> _BRIEF_: Reproduce each line exactly, including spacing and punctuation.

[Records contained in a dataset]
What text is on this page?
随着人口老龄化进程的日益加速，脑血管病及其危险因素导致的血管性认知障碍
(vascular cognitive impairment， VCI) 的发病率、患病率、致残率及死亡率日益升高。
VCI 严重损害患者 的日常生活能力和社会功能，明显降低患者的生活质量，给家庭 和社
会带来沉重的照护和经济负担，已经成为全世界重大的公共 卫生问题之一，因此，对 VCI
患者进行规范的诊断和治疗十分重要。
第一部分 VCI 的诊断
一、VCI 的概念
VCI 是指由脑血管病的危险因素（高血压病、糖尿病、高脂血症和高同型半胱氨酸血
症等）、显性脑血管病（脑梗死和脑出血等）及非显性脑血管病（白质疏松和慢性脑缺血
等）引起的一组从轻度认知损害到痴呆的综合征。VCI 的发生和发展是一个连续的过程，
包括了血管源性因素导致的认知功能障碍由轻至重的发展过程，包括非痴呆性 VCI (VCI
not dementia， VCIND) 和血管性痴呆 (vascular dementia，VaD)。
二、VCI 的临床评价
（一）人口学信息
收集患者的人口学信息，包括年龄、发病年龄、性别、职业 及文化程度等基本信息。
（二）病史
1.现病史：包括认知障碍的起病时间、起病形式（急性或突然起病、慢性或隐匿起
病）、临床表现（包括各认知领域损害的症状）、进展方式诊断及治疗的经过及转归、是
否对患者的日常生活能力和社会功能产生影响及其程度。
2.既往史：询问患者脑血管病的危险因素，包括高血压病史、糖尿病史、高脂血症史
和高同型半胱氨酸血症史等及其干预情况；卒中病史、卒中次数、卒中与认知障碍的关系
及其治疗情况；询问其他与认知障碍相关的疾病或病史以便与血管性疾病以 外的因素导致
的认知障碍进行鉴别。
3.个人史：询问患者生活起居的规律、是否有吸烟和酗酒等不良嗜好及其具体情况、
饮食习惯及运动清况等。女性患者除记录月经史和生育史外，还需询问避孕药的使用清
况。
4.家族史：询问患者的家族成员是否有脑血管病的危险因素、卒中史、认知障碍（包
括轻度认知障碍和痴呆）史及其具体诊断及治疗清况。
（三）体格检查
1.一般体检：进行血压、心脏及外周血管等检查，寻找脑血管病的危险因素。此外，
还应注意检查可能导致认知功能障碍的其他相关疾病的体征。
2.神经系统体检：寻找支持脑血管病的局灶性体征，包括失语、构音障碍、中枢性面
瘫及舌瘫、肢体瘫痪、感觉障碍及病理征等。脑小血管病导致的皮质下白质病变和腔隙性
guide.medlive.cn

> _THE OUTPUT_:
What text is on this page?
随着人口老龄化进程的日益加速，脑血管病及其危险因素导致的血管性认知障碍
(vascular cognitive impairment， VCI) 的发病率、患病率、致残率及死亡率日益升高。
VCI 严重损害患者 的日常生活能力和社会功能，明显降低患者的生活质量，给家庭 和社
会带来沉重的照护和经济负担，已经成为全世界重大的公共 卫生问题之一，因此，对 VCI
患者进行规范的诊断和治疗十分重要。
第一部分 VCI 的诊断
一、VCI 的概念
VCI 是指由脑血管病的危险因素（高血压病、糖尿病、高脂血症和高同型半胱氨酸血
症等）、显性脑血管病（脑梗死和脑出血等）及非显性脑血管病（白质疏松和慢性脑缺血
等）引起的一组从轻度认知损害到痴呆的综合征。VCI 的发生和发展是一个连续的过程，
包括了血管源性因素导致的认知功能障碍由轻至重的发展过程，包括非痴呆性 VCI (VCI
not dementia， VCIND) 和血管性痴呆 (vascular dementia，VaD)。
二、VCI 的临床评价
（一）人口学信息
收集患者的人口学信息，包括年龄、发病年龄、性别、职业 及文化程度等基本信息。
（二）病史
1.现病史：包括认知障碍的起病时间、起病形式（急性或突然起病、慢性或隐匿起
病）、临床表现（包括各认知领域损害的症状）、进展方式诊断及治疗的经过及转归、是
否对患者的日常生活能力和社会功能产生影响及其程度。
2.既往史：询问患者脑血管病的危险因素，包括高血压病史、糖尿病史、高脂血症史
和高同型半胱氨酸血症史等及其干预情况；卒中病史、卒中次数、卒中与认知障碍的关系
及其治疗情况；询问其他与认知障碍相关的疾病或病史以便与血管性疾病以 外的因素导致
的认知障碍进行鉴别。
3.个人史：询问患者生活起居的规律、是否有吸烟和酗酒等不良嗜好及其具体情况、
饮食习惯及运动清况等。女性患者除记录月经史和生育史外，还需询问避孕药的使用清
况。
4.家族史：询问患者的家族成员是否有脑血管病的危险因素、卒中史、认知障碍（包
括轻度认知障碍和痴呆）史及其具体诊断及治疗清况。
（三）体格检查
1.一般体检：进行血压、心脏及外周血管等检查，寻找脑血管病的危险因素。此外，
还应注意检查可能导致认知功能障碍的其他相关疾病的体征。
2.神经系统体检：寻找支持脑血管病的局灶性体征，包括失语、构音障碍、中枢性面
瘫及舌瘫、肢体瘫痪、感觉障碍及病理征等。脑小血管病导致的皮质下白质病变和腔隙性
guide.medlive.cn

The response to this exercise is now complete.